**Directions for this task:** What is the number of lines that include the word "nCanada"? Provide only that figure.

**Given records:**

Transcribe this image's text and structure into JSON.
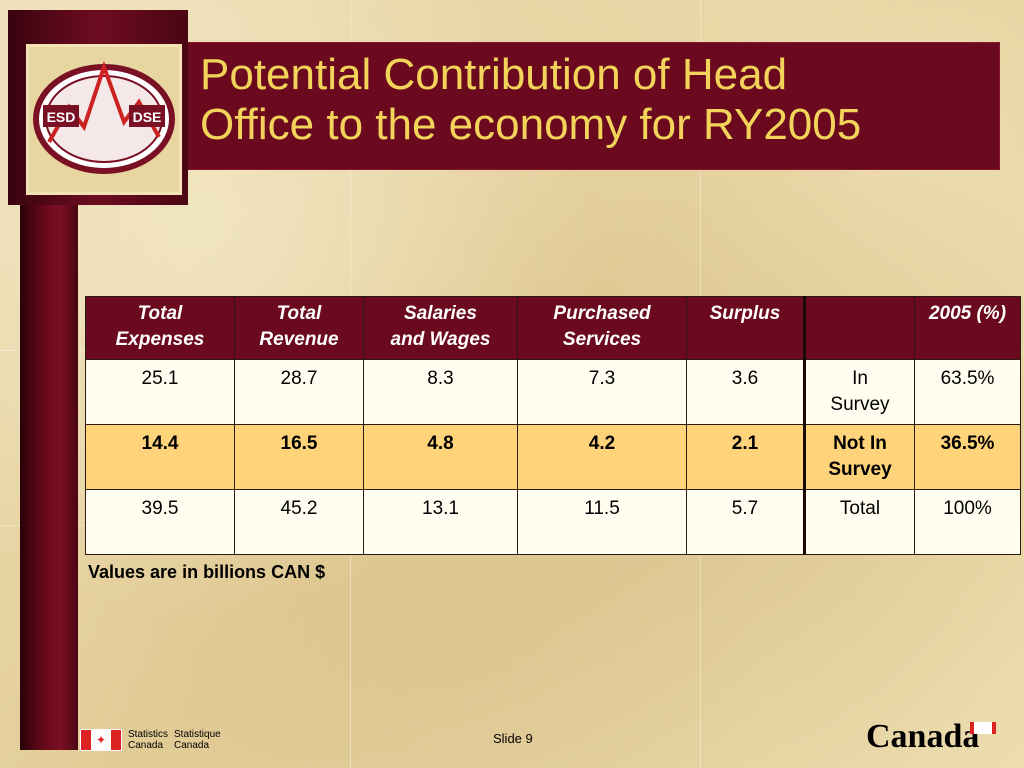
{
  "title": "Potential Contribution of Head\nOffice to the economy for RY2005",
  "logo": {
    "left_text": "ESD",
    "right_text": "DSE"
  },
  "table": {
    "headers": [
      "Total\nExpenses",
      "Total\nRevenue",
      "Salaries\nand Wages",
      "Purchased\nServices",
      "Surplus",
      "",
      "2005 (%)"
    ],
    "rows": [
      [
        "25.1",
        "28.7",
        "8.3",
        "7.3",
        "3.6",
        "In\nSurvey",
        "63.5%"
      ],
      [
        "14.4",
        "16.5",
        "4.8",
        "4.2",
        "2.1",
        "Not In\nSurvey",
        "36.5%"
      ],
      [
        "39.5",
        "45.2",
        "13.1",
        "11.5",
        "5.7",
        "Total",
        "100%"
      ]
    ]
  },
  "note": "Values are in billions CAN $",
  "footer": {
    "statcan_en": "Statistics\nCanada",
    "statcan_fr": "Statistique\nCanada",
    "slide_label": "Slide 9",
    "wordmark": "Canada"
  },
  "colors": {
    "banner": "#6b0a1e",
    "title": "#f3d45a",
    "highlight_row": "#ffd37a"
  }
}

* * *

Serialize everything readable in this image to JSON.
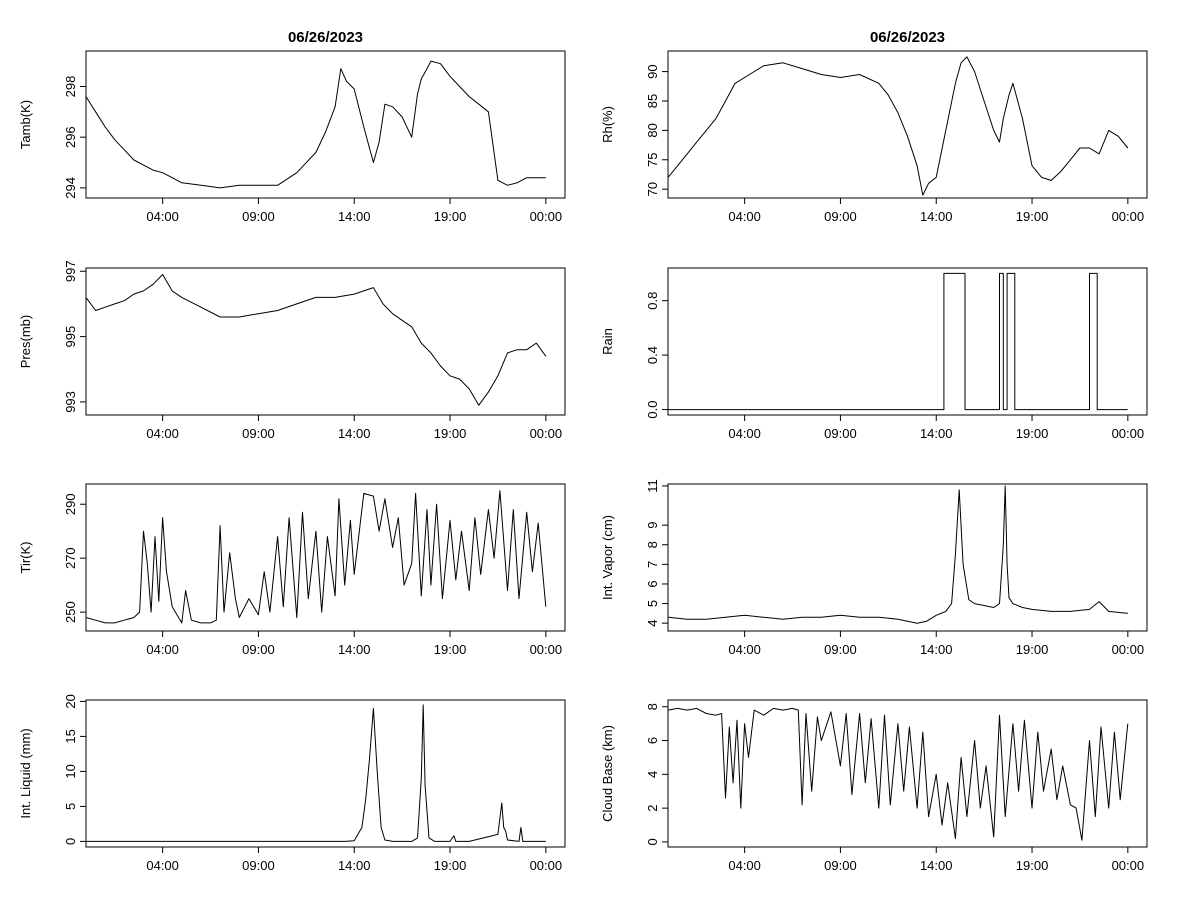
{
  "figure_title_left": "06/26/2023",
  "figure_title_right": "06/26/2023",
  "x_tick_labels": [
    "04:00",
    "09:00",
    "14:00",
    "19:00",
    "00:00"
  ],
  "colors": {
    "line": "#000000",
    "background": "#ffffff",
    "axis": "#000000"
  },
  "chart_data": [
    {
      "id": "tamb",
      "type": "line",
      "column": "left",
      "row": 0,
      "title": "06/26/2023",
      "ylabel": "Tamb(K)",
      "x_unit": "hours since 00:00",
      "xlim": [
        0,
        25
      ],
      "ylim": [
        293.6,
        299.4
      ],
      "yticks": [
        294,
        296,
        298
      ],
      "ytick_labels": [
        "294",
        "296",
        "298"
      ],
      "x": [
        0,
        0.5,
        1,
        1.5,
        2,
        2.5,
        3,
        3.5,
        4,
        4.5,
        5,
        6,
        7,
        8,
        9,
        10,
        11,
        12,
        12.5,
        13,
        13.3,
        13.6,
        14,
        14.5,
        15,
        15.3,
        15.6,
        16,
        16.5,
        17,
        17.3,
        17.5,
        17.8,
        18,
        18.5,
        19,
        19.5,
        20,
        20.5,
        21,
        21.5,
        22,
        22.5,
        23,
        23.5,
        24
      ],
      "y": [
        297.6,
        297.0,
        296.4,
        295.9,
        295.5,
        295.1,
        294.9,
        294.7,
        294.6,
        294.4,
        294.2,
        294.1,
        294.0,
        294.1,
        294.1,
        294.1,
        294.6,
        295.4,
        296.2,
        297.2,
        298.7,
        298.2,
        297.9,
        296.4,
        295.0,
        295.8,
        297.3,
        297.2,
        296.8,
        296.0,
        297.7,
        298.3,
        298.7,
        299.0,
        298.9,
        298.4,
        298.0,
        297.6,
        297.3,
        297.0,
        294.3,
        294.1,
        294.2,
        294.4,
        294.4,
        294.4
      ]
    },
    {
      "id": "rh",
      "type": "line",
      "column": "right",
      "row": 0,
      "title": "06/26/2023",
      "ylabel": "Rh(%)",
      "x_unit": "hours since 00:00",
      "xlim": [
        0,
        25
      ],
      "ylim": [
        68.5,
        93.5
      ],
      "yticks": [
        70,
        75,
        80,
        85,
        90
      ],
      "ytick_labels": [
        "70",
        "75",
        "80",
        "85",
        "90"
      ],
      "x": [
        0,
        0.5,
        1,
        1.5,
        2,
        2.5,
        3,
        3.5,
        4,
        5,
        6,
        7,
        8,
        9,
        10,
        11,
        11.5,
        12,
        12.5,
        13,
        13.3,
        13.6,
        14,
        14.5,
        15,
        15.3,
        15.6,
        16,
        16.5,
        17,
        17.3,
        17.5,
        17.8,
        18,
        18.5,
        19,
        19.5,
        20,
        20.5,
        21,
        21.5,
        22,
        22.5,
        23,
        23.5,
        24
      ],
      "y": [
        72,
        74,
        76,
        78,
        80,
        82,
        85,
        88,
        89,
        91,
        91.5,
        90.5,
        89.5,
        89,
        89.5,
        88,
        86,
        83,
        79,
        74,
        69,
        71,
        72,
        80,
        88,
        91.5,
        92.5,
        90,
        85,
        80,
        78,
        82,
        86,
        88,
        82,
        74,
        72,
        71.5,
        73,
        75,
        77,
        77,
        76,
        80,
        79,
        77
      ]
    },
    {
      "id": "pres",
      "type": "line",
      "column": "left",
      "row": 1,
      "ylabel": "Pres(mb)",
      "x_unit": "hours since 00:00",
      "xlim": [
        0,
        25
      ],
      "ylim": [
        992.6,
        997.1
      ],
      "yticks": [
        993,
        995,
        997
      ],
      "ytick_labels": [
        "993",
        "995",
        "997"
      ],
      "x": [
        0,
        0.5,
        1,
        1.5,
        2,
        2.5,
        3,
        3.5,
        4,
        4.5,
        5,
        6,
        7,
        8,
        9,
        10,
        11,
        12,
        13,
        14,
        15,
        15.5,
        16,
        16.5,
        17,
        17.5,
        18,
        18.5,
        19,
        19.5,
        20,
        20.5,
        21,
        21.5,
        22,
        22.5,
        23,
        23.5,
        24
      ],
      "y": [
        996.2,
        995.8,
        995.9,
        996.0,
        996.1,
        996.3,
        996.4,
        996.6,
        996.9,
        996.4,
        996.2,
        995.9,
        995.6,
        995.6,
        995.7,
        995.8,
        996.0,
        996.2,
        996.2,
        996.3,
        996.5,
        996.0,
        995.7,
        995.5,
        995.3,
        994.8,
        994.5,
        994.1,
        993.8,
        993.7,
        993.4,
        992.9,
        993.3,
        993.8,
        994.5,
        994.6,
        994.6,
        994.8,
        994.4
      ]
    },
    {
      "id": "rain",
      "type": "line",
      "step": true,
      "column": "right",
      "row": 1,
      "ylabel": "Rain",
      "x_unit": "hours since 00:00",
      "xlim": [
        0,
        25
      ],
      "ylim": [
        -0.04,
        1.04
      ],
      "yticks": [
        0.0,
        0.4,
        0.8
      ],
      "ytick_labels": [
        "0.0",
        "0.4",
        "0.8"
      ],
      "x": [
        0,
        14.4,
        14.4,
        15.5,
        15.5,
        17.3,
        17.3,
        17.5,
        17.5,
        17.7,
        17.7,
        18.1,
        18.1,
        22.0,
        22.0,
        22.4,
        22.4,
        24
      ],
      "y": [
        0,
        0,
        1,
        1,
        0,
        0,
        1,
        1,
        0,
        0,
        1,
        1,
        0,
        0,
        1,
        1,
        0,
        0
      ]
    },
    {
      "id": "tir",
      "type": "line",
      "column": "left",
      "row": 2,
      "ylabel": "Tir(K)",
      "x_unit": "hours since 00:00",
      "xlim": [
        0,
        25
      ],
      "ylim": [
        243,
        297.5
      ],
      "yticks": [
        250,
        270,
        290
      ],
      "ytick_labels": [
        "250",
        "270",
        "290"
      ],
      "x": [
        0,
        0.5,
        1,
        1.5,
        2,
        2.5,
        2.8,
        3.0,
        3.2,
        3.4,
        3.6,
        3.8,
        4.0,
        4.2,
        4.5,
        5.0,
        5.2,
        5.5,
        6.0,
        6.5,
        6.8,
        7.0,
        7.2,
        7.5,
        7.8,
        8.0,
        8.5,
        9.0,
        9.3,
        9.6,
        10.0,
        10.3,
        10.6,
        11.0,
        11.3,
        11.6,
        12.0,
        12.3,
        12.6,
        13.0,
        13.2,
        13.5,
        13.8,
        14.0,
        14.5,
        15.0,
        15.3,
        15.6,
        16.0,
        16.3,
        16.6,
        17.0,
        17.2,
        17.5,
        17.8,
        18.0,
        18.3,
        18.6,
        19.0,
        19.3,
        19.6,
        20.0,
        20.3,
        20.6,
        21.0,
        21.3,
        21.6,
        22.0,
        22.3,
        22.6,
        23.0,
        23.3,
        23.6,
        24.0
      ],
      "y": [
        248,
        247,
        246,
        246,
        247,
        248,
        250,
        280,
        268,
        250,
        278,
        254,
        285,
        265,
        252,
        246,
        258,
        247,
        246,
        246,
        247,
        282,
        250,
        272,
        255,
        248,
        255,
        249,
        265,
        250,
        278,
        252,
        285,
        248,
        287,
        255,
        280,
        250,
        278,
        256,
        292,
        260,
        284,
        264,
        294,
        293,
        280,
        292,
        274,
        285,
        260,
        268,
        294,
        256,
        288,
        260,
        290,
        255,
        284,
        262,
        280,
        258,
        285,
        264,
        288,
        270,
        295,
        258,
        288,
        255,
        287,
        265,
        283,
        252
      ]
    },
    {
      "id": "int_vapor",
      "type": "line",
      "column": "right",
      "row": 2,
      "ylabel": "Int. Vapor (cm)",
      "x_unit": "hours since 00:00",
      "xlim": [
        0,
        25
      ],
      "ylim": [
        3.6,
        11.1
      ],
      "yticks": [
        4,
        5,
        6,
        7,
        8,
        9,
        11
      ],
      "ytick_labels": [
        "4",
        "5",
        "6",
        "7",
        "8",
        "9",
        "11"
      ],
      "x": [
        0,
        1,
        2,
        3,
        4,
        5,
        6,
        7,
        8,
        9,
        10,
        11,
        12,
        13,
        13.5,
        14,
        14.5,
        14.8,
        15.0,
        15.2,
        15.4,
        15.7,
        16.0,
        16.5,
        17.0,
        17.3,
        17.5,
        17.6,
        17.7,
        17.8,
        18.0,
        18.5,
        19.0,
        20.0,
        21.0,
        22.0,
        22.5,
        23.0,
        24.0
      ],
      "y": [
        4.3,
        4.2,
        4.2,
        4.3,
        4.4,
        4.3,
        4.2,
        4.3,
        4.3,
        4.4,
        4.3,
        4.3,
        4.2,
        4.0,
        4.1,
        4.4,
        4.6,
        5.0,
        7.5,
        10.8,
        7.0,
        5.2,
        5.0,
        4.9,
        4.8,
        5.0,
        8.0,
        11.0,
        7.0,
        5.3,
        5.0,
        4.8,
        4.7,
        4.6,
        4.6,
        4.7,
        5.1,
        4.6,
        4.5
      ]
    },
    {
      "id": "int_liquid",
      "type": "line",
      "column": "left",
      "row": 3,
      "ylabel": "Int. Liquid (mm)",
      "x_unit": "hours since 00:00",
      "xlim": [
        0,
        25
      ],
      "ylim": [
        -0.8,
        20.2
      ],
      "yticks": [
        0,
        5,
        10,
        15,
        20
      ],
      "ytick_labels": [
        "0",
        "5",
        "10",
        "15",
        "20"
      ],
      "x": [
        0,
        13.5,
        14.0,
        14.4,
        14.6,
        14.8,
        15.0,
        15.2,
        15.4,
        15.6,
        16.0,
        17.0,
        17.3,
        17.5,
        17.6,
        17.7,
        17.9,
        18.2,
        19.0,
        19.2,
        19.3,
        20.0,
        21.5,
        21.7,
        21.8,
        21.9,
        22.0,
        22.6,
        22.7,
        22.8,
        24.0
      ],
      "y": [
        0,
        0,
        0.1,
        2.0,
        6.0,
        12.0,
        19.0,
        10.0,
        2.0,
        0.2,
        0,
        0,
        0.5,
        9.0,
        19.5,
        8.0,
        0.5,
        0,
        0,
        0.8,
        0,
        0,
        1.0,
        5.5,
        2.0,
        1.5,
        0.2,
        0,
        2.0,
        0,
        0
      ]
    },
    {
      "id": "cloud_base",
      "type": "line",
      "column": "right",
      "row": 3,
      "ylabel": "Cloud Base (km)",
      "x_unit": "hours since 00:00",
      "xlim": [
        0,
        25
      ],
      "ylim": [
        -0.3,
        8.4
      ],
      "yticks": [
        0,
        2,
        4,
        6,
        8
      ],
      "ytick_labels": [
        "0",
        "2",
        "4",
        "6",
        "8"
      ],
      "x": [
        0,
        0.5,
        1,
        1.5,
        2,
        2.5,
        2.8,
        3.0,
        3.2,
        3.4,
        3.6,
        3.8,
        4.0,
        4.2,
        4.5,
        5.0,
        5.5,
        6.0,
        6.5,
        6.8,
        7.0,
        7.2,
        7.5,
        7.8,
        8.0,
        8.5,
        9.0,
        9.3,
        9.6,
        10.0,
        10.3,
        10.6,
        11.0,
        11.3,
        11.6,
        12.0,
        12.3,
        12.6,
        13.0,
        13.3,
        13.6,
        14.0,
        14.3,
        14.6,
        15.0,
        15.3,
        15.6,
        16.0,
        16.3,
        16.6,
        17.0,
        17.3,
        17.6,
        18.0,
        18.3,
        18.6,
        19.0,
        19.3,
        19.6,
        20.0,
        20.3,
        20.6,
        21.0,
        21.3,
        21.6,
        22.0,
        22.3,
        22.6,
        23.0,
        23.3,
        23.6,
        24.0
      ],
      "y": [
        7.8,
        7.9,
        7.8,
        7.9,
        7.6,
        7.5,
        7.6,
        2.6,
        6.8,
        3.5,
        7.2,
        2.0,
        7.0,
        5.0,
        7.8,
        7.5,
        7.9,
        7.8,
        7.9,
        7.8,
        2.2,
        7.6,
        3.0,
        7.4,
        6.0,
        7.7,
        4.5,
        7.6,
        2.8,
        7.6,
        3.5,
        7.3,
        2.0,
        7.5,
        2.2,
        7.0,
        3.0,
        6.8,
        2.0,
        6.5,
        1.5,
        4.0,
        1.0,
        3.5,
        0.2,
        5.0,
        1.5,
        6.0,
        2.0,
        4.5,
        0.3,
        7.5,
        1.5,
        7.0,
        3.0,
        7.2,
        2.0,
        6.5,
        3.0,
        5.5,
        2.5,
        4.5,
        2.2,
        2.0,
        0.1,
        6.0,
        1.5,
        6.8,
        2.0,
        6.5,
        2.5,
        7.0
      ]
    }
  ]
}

**Result below:** 2